* begin *
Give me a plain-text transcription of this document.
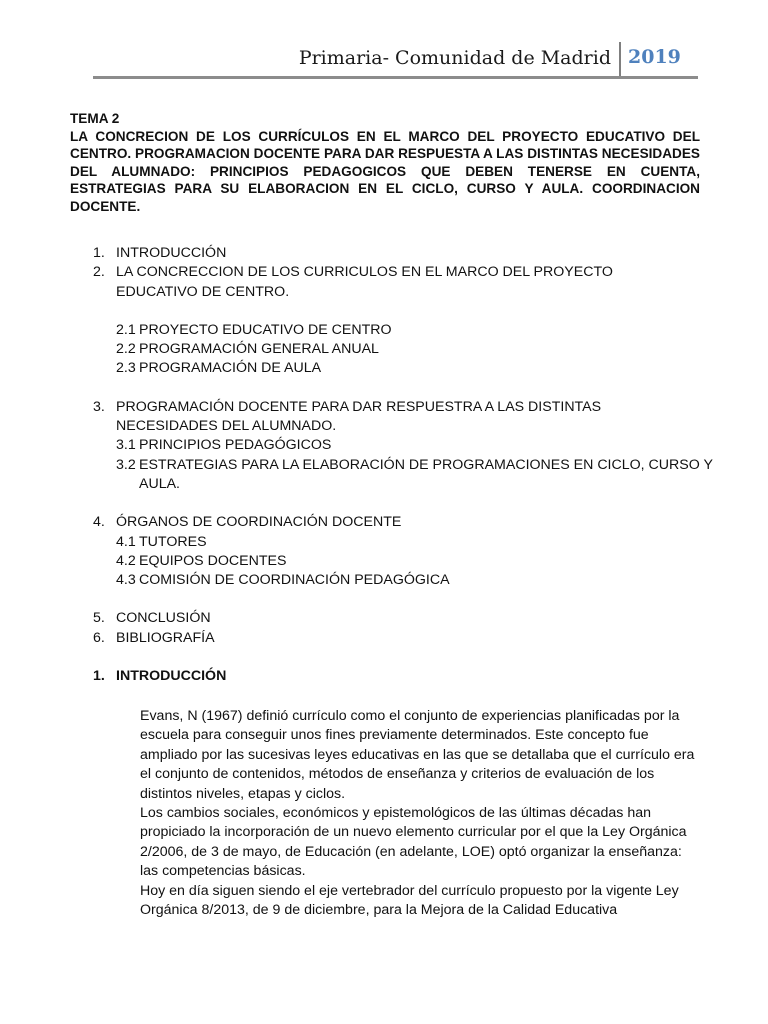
Primaria- Comunidad de Madrid 2019
TEMA 2
LA CONCRECION DE LOS CURRÍCULOS EN EL MARCO DEL PROYECTO EDUCATIVO DEL CENTRO. PROGRAMACION DOCENTE PARA DAR RESPUESTA A LAS DISTINTAS NECESIDADES DEL ALUMNADO: PRINCIPIOS PEDAGOGICOS QUE DEBEN TENERSE EN CUENTA, ESTRATEGIAS PARA SU ELABORACION EN EL CICLO, CURSO Y AULA. COORDINACION DOCENTE.
1. INTRODUCCIÓN
2. LA CONCRECCION DE LOS CURRICULOS EN EL MARCO DEL PROYECTO EDUCATIVO DE CENTRO.
2.1 PROYECTO EDUCATIVO DE CENTRO
2.2 PROGRAMACIÓN GENERAL ANUAL
2.3 PROGRAMACIÓN DE AULA
3. PROGRAMACIÓN DOCENTE PARA DAR RESPUESTRA A LAS DISTINTAS NECESIDADES DEL ALUMNADO.
3.1 PRINCIPIOS PEDAGÓGICOS
3.2 ESTRATEGIAS PARA LA ELABORACIÓN DE PROGRAMACIONES EN CICLO, CURSO Y AULA.
4. ÓRGANOS DE COORDINACIÓN DOCENTE
4.1 TUTORES
4.2 EQUIPOS DOCENTES
4.3 COMISIÓN DE COORDINACIÓN PEDAGÓGICA
5. CONCLUSIÓN
6. BIBLIOGRAFÍA
1. INTRODUCCIÓN

Evans, N (1967) definió currículo como el conjunto de experiencias planificadas por la escuela para conseguir unos fines previamente determinados. Este concepto fue ampliado por las sucesivas leyes educativas en las que se detallaba que el currículo era el conjunto de contenidos, métodos de enseñanza y criterios de evaluación de los distintos niveles, etapas y ciclos.

Los cambios sociales, económicos y epistemológicos de las últimas décadas han propiciado la incorporación de un nuevo elemento curricular por el que la Ley Orgánica 2/2006, de 3 de mayo, de Educación (en adelante, LOE) optó organizar la enseñanza: las competencias básicas.

Hoy en día siguen siendo el eje vertebrador del currículo propuesto por la vigente Ley Orgánica 8/2013, de 9 de diciembre, para la Mejora de la Calidad Educativa
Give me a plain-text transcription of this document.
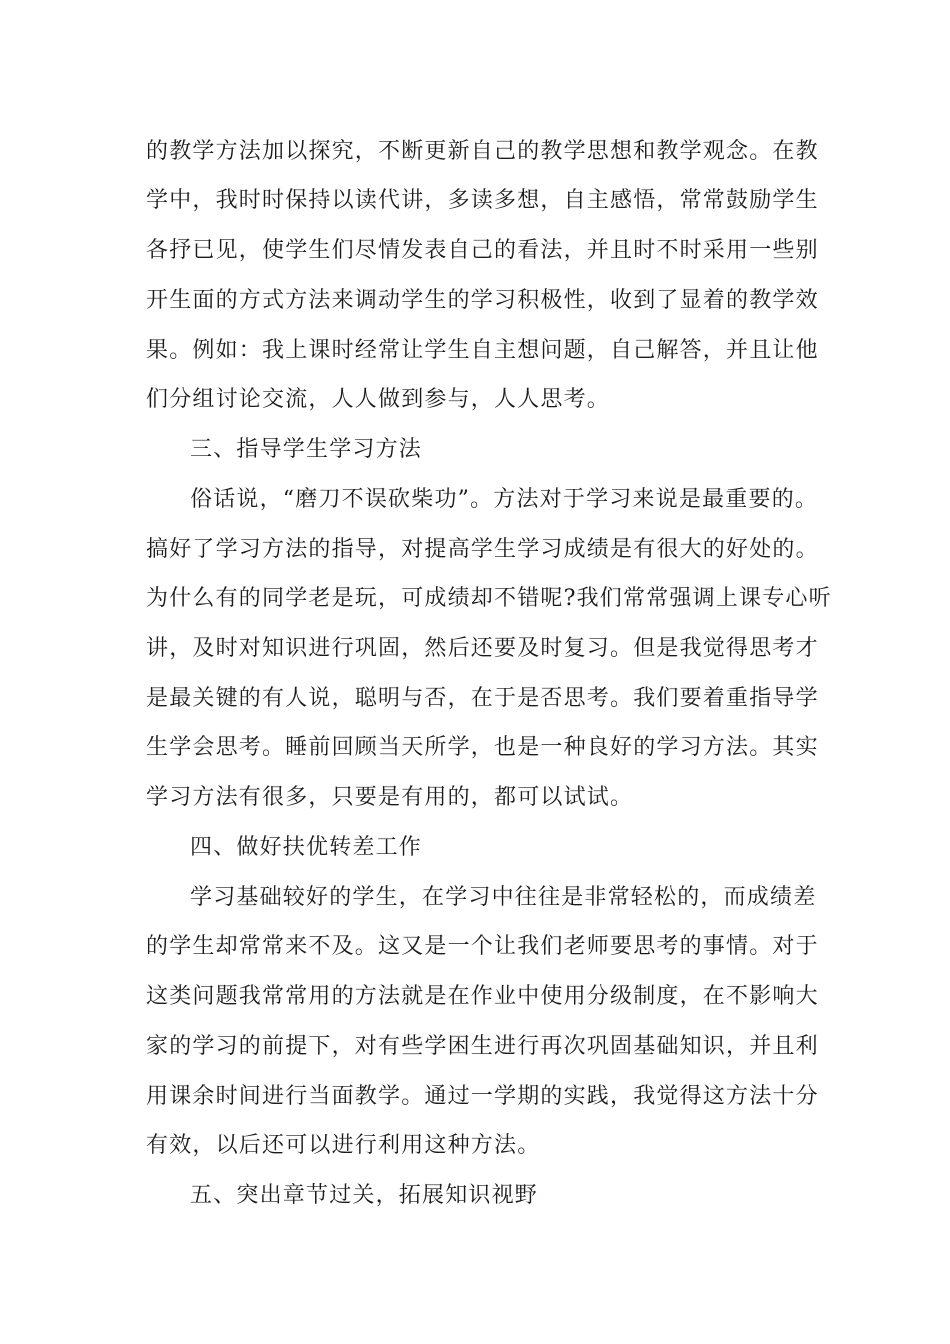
的教学方法加以探究，不断更新自己的教学思想和教学观念。在教
学中，我时时保持以读代讲，多读多想，自主感悟，常常鼓励学生
各抒已见，使学生们尽情发表自己的看法，并且时不时采用一些别
开生面的方式方法来调动学生的学习积极性，收到了显着的教学效
果。例如：我上课时经常让学生自主想问题，自己解答，并且让他
们分组讨论交流，人人做到参与，人人思考。
三、指导学生学习方法
俗话说，“磨刀不误砍柴功”。方法对于学习来说是最重要的。
搞好了学习方法的指导，对提高学生学习成绩是有很大的好处的。
为什么有的同学老是玩，可成绩却不错呢?我们常常强调上课专心听
讲，及时对知识进行巩固，然后还要及时复习。但是我觉得思考才
是最关键的有人说，聪明与否，在于是否思考。我们要着重指导学
生学会思考。睡前回顾当天所学，也是一种良好的学习方法。其实
学习方法有很多，只要是有用的，都可以试试。
四、做好扶优转差工作
学习基础较好的学生，在学习中往往是非常轻松的，而成绩差
的学生却常常来不及。这又是一个让我们老师要思考的事情。对于
这类问题我常常用的方法就是在作业中使用分级制度，在不影响大
家的学习的前提下，对有些学困生进行再次巩固基础知识，并且利
用课余时间进行当面教学。通过一学期的实践，我觉得这方法十分
有效，以后还可以进行利用这种方法。
五、突出章节过关，拓展知识视野
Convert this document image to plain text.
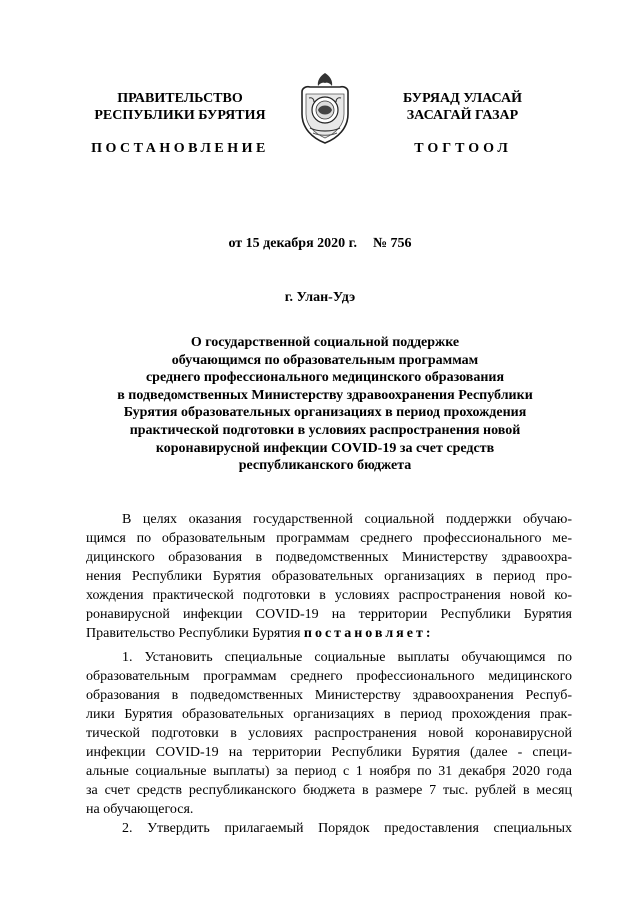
ПРАВИТЕЛЬСТВО
РЕСПУБЛИКИ БУРЯТИЯ
БУРЯАД УЛАСАЙ
ЗАСАГАЙ ГАЗАР
ПОСТАНОВЛЕНИЕ	ТОГТООЛ
от 15 декабря 2020 г. № 756
г. Улан-Удэ
О государственной социальной поддержке
обучающимся по образовательным программам
среднего профессионального медицинского образования
в подведомственных Министерству здравоохранения Республики
Бурятия образовательных организациях в период прохождения
практической подготовки в условиях распространения новой
коронавирусной инфекции COVID-19 за счет средств
республиканского бюджета
В целях оказания государственной социальной поддержки обучаю-
щимся по образовательным программам среднего профессионального ме-
дицинского образования в подведомственных Министерству здравоохра-
нения Республики Бурятия образовательных организациях в период про-
хождения практической подготовки в условиях распространения новой ко-
ронавирусной инфекции COVID-19 на территории Республики Бурятия
Правительство Республики Бурятия постановляет:
1. Установить специальные социальные выплаты обучающимся по
образовательным программам среднего профессионального медицинского
образования в подведомственных Министерству здравоохранения Респуб-
лики Бурятия образовательных организациях в период прохождения прак-
тической подготовки в условиях распространения новой коронавирусной
инфекции COVID-19 на территории Республики Бурятия (далее - специ-
альные социальные выплаты) за период с 1 ноября по 31 декабря 2020 года
за счет средств республиканского бюджета в размере 7 тыс. рублей в месяц
на обучающегося.
2. Утвердить прилагаемый Порядок предоставления специальных
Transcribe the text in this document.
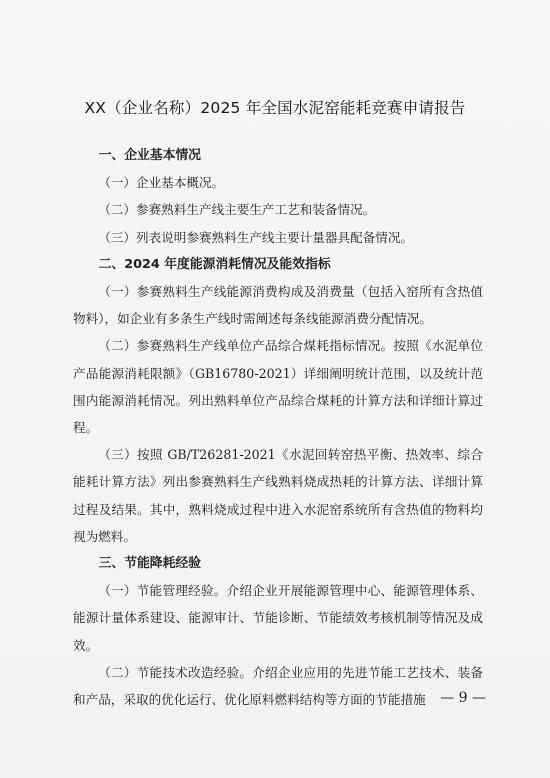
XX（企业名称）2025 年全国水泥窑能耗竞赛申请报告

一、企业基本情况

（一）企业基本概况。

（二）参赛熟料生产线主要生产工艺和装备情况。

（三）列表说明参赛熟料生产线主要计量器具配备情况。

二、2024 年度能源消耗情况及能效指标

（一）参赛熟料生产线能源消费构成及消费量（包括入窑所有含热值物料），如企业有多条生产线时需阐述每条线能源消费分配情况。

（二）参赛熟料生产线单位产品综合煤耗指标情况。按照《水泥单位产品能源消耗限额》（GB16780-2021）详细阐明统计范围，以及统计范围内能源消耗情况。列出熟料单位产品综合煤耗的计算方法和详细计算过程。

（三）按照 GB/T26281-2021《水泥回转窑热平衡、热效率、综合能耗计算方法》列出参赛熟料生产线熟料烧成热耗的计算方法、详细计算过程及结果。其中，熟料烧成过程中进入水泥窑系统所有含热值的物料均视为燃料。

三、节能降耗经验

（一）节能管理经验。介绍企业开展能源管理中心、能源管理体系、能源计量体系建设、能源审计、节能诊断、节能绩效考核机制等情况及成效。

（二）节能技术改造经验。介绍企业应用的先进节能工艺技术、装备和产品，采取的优化运行、优化原料燃料结构等方面的节能措施	— 9 —
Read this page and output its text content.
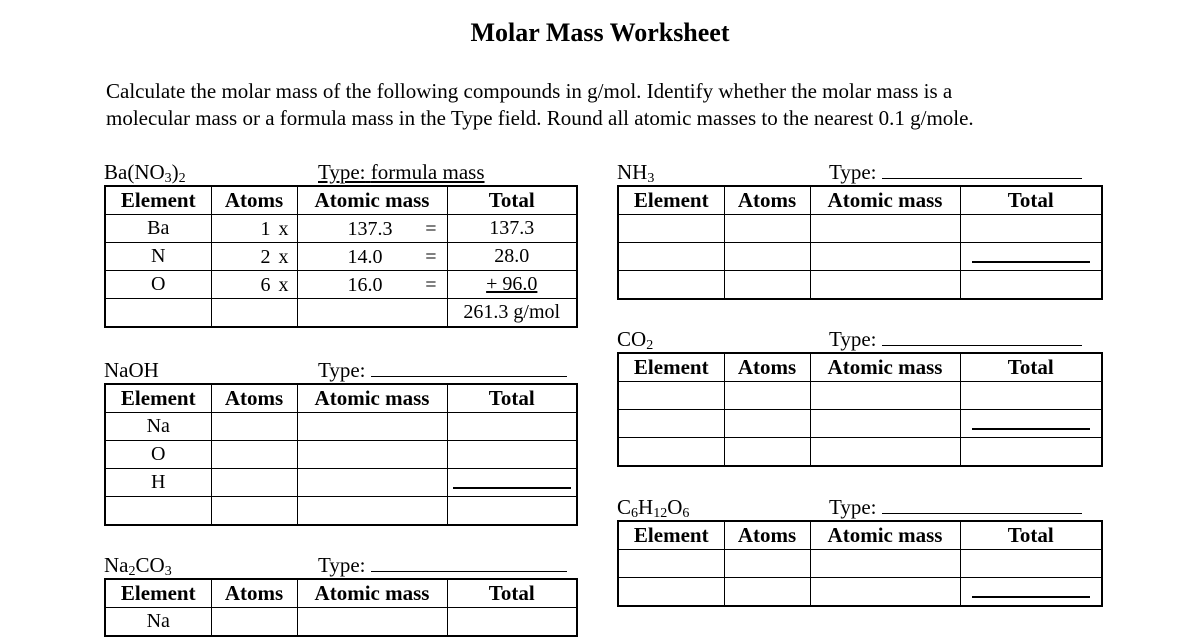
Molar Mass Worksheet
Calculate the molar mass of the following compounds in g/mol. Identify whether the molar mass is a
molecular mass or a formula mass in the Type field. Round all atomic masses to the nearest 0.1 g/mole.
$Ba(NO_3)_2$	Type: formula mass
Element	Atoms	Atomic mass	Total
Ba	1 x	137.3 =	137.3
N	2 x	14.0 =	28.0
O	6 x	16.0 =	+ 96.0
			261.3 g/mol
NaOH	Type:
Element	Atoms	Atomic mass	Total
Na			
O			
H			

$Na_2CO_3$	Type:
Element	Atoms	Atomic mass	Total
Na			
$NH_3$	Type:
Element	Atoms	Atomic mass	Total

$CO_2$	Type:
Element	Atoms	Atomic mass	Total

$C_6H_{12}O_6$	Type:
Element	Atoms	Atomic mass	Total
* end *
EXERCISE TASK — Show every line in the entries where the string "социальной" occurs.

EXERCISE RESPONSE —
О государственной социальной поддержке
В целях оказания государственной социальной поддержки обучаю-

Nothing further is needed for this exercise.